### WHAT YOU ARE ASKED TO DO:
What follows is a set of records, each of which is to be written out exactly.

(Collected data entries)
>> begin

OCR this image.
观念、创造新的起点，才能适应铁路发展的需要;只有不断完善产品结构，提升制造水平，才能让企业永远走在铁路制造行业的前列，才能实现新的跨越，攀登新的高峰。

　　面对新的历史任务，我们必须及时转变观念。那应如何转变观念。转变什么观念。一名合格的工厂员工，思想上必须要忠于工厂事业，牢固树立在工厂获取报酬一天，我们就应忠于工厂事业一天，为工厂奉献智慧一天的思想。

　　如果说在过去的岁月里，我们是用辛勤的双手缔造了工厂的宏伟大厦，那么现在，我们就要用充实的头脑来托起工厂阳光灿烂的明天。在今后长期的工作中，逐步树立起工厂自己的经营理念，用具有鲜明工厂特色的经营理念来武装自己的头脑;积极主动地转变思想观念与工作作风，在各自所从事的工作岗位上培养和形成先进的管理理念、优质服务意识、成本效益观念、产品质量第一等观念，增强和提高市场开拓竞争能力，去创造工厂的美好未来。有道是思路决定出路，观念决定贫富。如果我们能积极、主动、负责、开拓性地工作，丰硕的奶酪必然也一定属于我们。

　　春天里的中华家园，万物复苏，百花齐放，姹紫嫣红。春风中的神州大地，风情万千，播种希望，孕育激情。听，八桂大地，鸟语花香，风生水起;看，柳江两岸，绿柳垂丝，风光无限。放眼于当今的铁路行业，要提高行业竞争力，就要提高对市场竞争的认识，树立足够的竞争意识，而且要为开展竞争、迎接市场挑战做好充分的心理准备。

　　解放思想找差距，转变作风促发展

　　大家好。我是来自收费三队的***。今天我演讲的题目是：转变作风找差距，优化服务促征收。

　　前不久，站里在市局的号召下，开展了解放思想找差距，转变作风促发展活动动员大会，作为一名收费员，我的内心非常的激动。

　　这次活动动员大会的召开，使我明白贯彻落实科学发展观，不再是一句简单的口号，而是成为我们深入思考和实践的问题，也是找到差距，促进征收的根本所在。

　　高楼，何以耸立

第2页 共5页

>> end

### RESULT FOR THIS TASK:
OCR this image.
观念、创造新的起点，才能适应铁路发展的需要;只有不断完善产品结构，提升制造水平，才能让企业永远走在铁路制造行业的前列，才能实现新的跨越，攀登新的高峰。

　　面对新的历史任务，我们必须及时转变观念。那应如何转变观念。转变什么观念。一名合格的工厂员工，思想上必须要忠于工厂事业，牢固树立在工厂获取报酬一天，我们就应忠于工厂事业一天，为工厂奉献智慧一天的思想。

　　如果说在过去的岁月里，我们是用辛勤的双手缔造了工厂的宏伟大厦，那么现在，我们就要用充实的头脑来托起工厂阳光灿烂的明天。在今后长期的工作中，逐步树立起工厂自己的经营理念，用具有鲜明工厂特色的经营理念来武装自己的头脑;积极主动地转变思想观念与工作作风，在各自所从事的工作岗位上培养和形成先进的管理理念、优质服务意识、成本效益观念、产品质量第一等观念，增强和提高市场开拓竞争能力，去创造工厂的美好未来。有道是思路决定出路，观念决定贫富。如果我们能积极、主动、负责、开拓性地工作，丰硕的奶酪必然也一定属于我们。

　　春天里的中华家园，万物复苏，百花齐放，姹紫嫣红。春风中的神州大地，风情万千，播种希望，孕育激情。听，八桂大地，鸟语花香，风生水起;看，柳江两岸，绿柳垂丝，风光无限。放眼于当今的铁路行业，要提高行业竞争力，就要提高对市场竞争的认识，树立足够的竞争意识，而且要为开展竞争、迎接市场挑战做好充分的心理准备。

　　解放思想找差距，转变作风促发展

　　大家好。我是来自收费三队的***。今天我演讲的题目是：转变作风找差距，优化服务促征收。

　　前不久，站里在市局的号召下，开展了解放思想找差距，转变作风促发展活动动员大会，作为一名收费员，我的内心非常的激动。

　　这次活动动员大会的召开，使我明白贯彻落实科学发展观，不再是一句简单的口号，而是成为我们深入思考和实践的问题，也是找到差距，促进征收的根本所在。

　　高楼，何以耸立

第2页 共5页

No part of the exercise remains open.